Go through the entries below and pick out every line with "softkey".

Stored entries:
* * * * *

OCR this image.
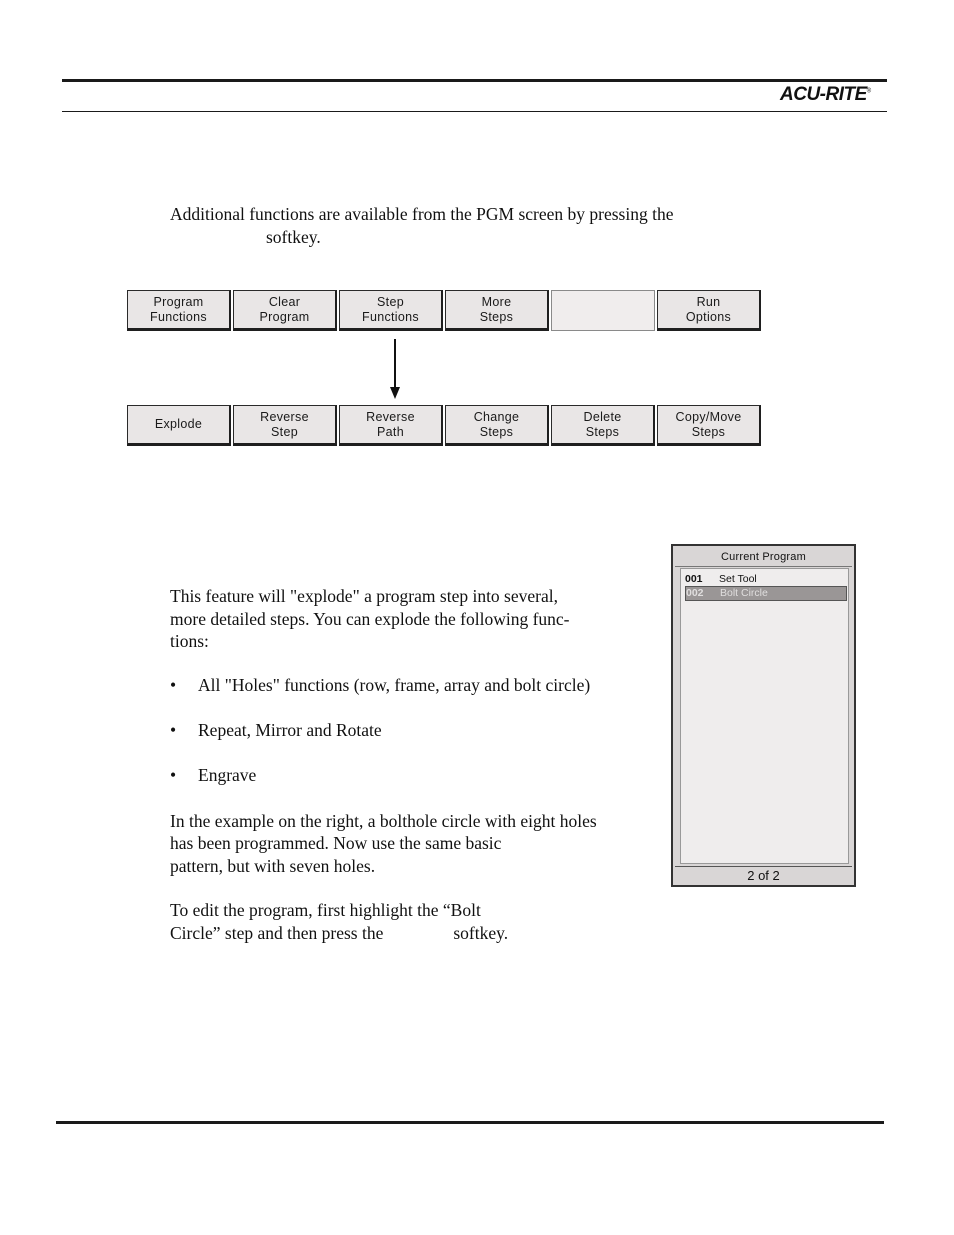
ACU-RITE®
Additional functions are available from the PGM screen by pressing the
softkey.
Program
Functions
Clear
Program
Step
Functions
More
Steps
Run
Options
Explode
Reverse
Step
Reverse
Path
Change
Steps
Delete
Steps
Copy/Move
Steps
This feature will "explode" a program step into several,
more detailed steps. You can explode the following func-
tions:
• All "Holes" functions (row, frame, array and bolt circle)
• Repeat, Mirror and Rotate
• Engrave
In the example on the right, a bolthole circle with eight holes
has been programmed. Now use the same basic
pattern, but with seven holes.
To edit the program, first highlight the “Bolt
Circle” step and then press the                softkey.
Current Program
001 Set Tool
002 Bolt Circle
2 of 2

* * * * *

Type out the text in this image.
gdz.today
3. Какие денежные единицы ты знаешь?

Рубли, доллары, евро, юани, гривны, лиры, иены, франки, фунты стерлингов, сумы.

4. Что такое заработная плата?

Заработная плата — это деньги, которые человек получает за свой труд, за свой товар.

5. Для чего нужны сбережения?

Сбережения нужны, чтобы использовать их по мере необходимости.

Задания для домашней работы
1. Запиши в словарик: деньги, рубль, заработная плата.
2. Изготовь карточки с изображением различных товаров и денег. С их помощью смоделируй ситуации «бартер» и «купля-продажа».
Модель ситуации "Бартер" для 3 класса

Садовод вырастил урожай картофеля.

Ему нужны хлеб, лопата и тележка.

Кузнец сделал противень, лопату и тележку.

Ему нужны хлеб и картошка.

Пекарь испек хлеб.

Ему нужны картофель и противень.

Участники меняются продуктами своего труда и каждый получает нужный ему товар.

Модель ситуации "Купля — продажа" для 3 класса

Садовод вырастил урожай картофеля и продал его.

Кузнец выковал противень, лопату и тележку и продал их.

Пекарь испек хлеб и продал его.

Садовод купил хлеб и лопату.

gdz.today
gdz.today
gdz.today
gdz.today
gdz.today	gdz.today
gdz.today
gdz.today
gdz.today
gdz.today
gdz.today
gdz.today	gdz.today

* * * * *

TASK SOLUTION:
softkey.
Circle” step and then press the                softkey.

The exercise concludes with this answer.